# Stated problem
Output the material beneath this task exactly, images excluded.

# Data
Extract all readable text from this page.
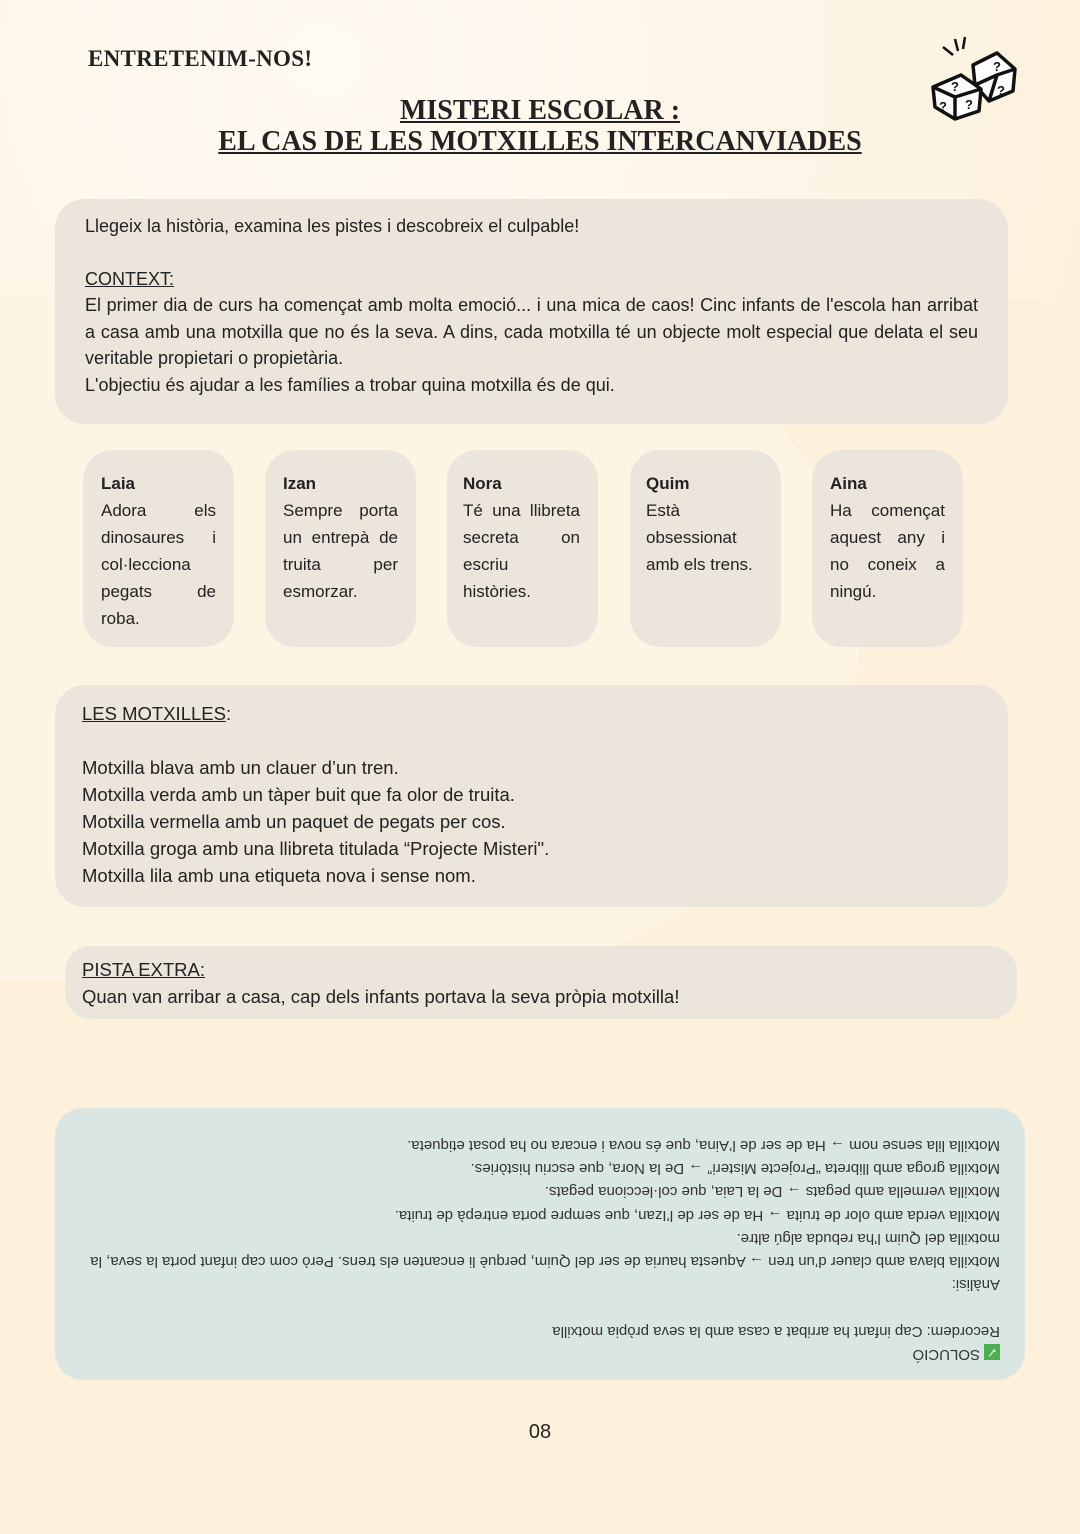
ENTRETENIM-NOS!
MISTERI ESCOLAR :
EL CAS DE LES MOTXILLES INTERCANVIADES
?
?
?
? ?
Llegeix la història, examina les pistes i descobreix el culpable!
CONTEXT:
El primer dia de curs ha començat amb molta emoció... i una mica de caos! Cinc infants de l'escola han arribat a casa amb una motxilla que no és la seva. A dins, cada motxilla té un objecte molt especial que delata el seu veritable propietari o propietària.
L'objectiu és ajudar a les famílies a trobar quina motxilla és de qui.
Laia
Adora els dinosaures i col·lecciona pegats de roba.
Izan
Sempre porta un entrepà de truita per esmorzar.
Nora
Té una llibreta secreta on escriu històries.
Quim
Està obsessionat amb els trens.
Aina
Ha començat aquest any i no coneix a ningú.
LES MOTXILLES:
Motxilla blava amb un clauer d’un tren.
Motxilla verda amb un tàper buit que fa olor de truita.
Motxilla vermella amb un paquet de pegats per cos.
Motxilla groga amb una llibreta titulada “Projecte Misteri".
Motxilla lila amb una etiqueta nova i sense nom.
PISTA EXTRA:
Quan van arribar a casa, cap dels infants portava la seva pròpia motxilla!
✓SOLUCIÓ
Recordem: Cap infant ha arribat a casa amb la seva pròpia motxilla
Anàlisi:
Motxilla blava amb clauer d’un tren → Aquesta hauria de ser del Quim, perquè li encanten els trens. Però com cap infant porta la seva, la motxilla del Quim l’ha rebuda algú altre.
Motxilla verda amb olor de truita → Ha de ser de l’Izan, que sempre porta entrepà de truita.
Motxilla vermella amb pegats → De la Laia, que col·lecciona pegats.
Motxilla groga amb llibreta “Projecte Misteri” → De la Nora, que escriu històries.
Motxilla lila sense nom → Ha de ser de l’Aina, que és nova i encara no ha posat etiqueta.
08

# Complete answer
Extract all readable text from this page.
ENTRETENIM-NOS!
MISTERI ESCOLAR :
EL CAS DE LES MOTXILLES INTERCANVIADES
?
?
?
? ?
Llegeix la història, examina les pistes i descobreix el culpable!
CONTEXT:
El primer dia de curs ha començat amb molta emoció... i una mica de caos! Cinc infants de l'escola han arribat a casa amb una motxilla que no és la seva. A dins, cada motxilla té un objecte molt especial que delata el seu veritable propietari o propietària.
L'objectiu és ajudar a les famílies a trobar quina motxilla és de qui.
Laia
Adora els dinosaures i col·lecciona pegats de roba.
Izan
Sempre porta un entrepà de truita per esmorzar.
Nora
Té una llibreta secreta on escriu històries.
Quim
Està obsessionat amb els trens.
Aina
Ha començat aquest any i no coneix a ningú.
LES MOTXILLES:
Motxilla blava amb un clauer d’un tren.
Motxilla verda amb un tàper buit que fa olor de truita.
Motxilla vermella amb un paquet de pegats per cos.
Motxilla groga amb una llibreta titulada “Projecte Misteri".
Motxilla lila amb una etiqueta nova i sense nom.
PISTA EXTRA:
Quan van arribar a casa, cap dels infants portava la seva pròpia motxilla!
✓SOLUCIÓ
Recordem: Cap infant ha arribat a casa amb la seva pròpia motxilla
Anàlisi:
Motxilla blava amb clauer d’un tren → Aquesta hauria de ser del Quim, perquè li encanten els trens. Però com cap infant porta la seva, la motxilla del Quim l’ha rebuda algú altre.
Motxilla verda amb olor de truita → Ha de ser de l’Izan, que sempre porta entrepà de truita.
Motxilla vermella amb pegats → De la Laia, que col·lecciona pegats.
Motxilla groga amb llibreta “Projecte Misteri” → De la Nora, que escriu històries.
Motxilla lila sense nom → Ha de ser de l’Aina, que és nova i encara no ha posat etiqueta.
08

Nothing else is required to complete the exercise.